[Set exercise] Take every line where the string "feet" appears and copy it.

[Record list]
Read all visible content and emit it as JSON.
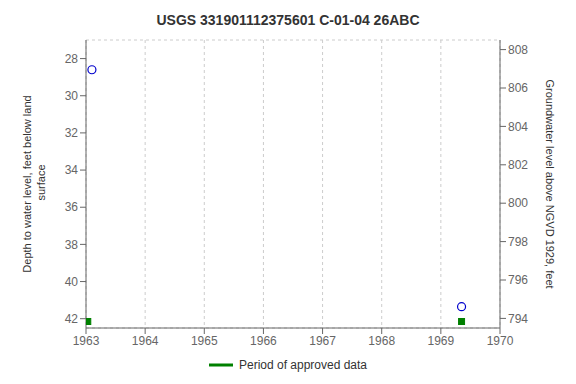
{
  "chart_data": {
    "type": "scatter",
    "title": "USGS 331901112375601 C-01-04 26ABC",
    "y_label": "Depth to water level, feet below land\n surface",
    "y2_label": "Groundwater level above NGVD 1929, feet",
    "xlim": [
      1963.0,
      1970.0
    ],
    "xticks": [
      1963,
      1964,
      1965,
      1966,
      1967,
      1968,
      1969,
      1970
    ],
    "ylim": [
      42.5,
      27.0
    ],
    "yticks": [
      28,
      30,
      32,
      34,
      36,
      38,
      40,
      42
    ],
    "y2lim": [
      793.5,
      808.5
    ],
    "y2ticks": [
      808,
      806,
      804,
      802,
      800,
      798,
      796,
      794
    ],
    "grid": true,
    "legend": "bottom",
    "series": [
      {
        "color": "#0000cc",
        "marker": "circle",
        "x": [
          1963.1,
          1969.35
        ],
        "values": [
          28.6,
          41.35
        ]
      },
      {
        "name": "Period of approved data",
        "color": "#008000",
        "marker": "square",
        "x": [
          1963.03,
          1969.35
        ],
        "values": [
          42.15,
          42.15
        ]
      }
    ]
  }
}
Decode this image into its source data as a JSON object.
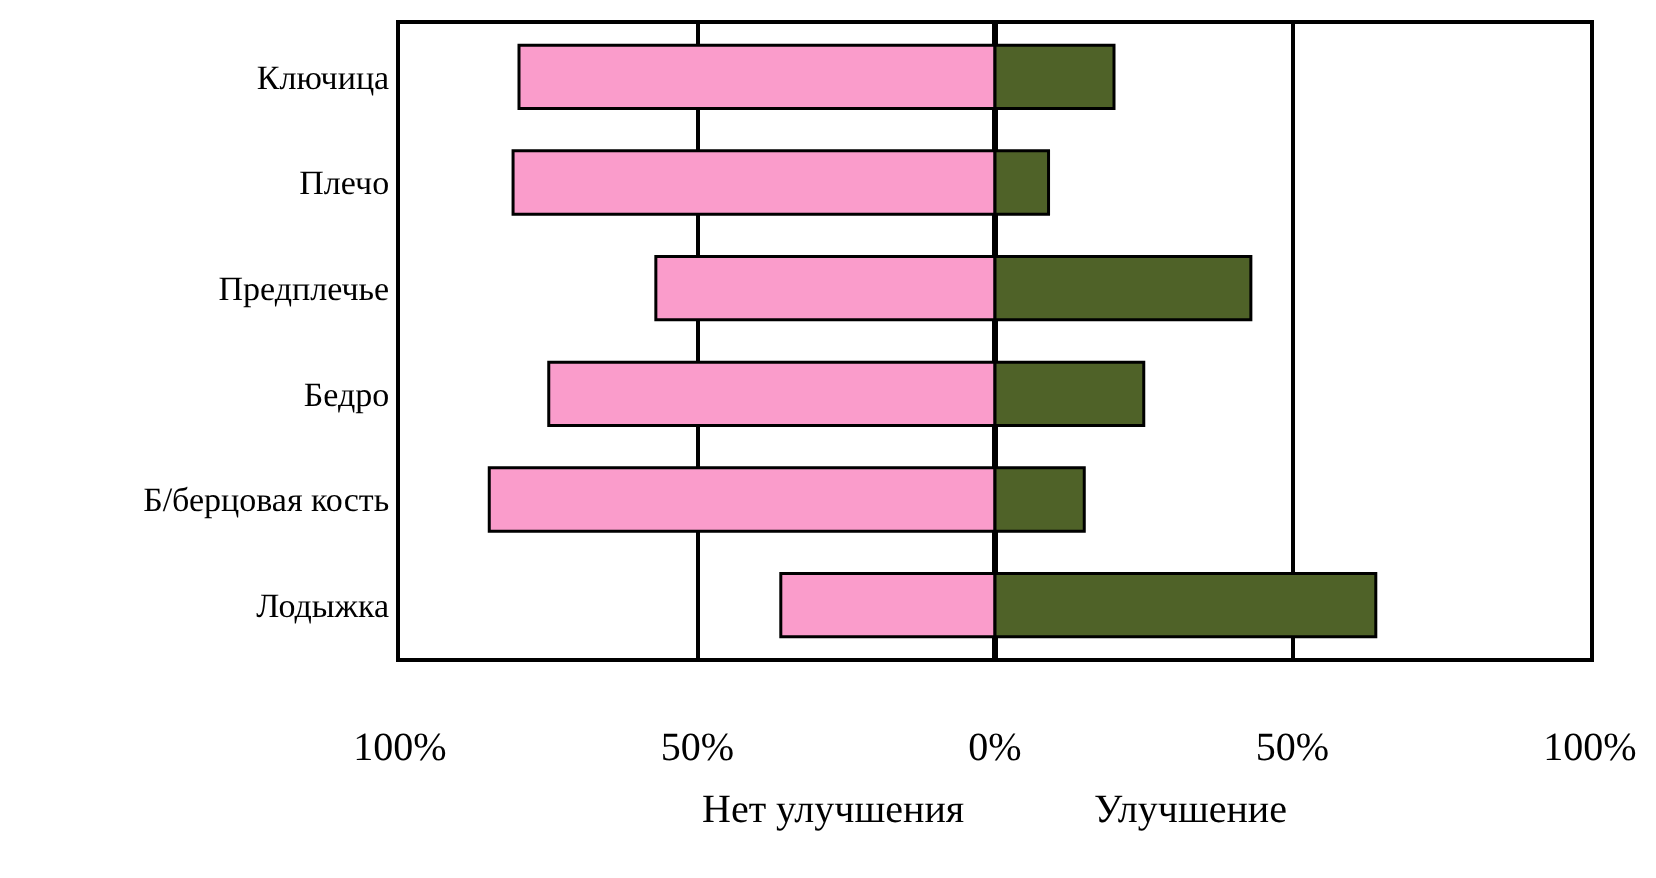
{
  "chart_data": {
    "type": "bar",
    "orientation": "horizontal",
    "stacked": true,
    "categories": [
      "Ключица",
      "Плечо",
      "Предплечье",
      "Бедро",
      "Б/берцовая кость",
      "Лодыжка"
    ],
    "series": [
      {
        "color": "#fa9ccb",
        "values": [
          -80,
          -81,
          -57,
          -75,
          -85,
          -36
        ]
      },
      {
        "color": "#4f6228",
        "values": [
          20,
          9,
          43,
          25,
          15,
          64
        ]
      }
    ],
    "xlim": [
      -100,
      100
    ],
    "xticks": [
      {
        "value": -100,
        "label": "100%"
      },
      {
        "value": -50,
        "label": "50%"
      },
      {
        "value": 0,
        "label": "0%"
      },
      {
        "value": 50,
        "label": "50%"
      },
      {
        "value": 100,
        "label": "100%"
      }
    ],
    "grid": "x",
    "annotations": [
      "Нет улучшения",
      "Улучшение"
    ]
  }
}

[Task output]
    "y_label": "Depth to water level, feet below land\n surface",
    "y2_label": "Groundwater level above NGVD 1929, feet",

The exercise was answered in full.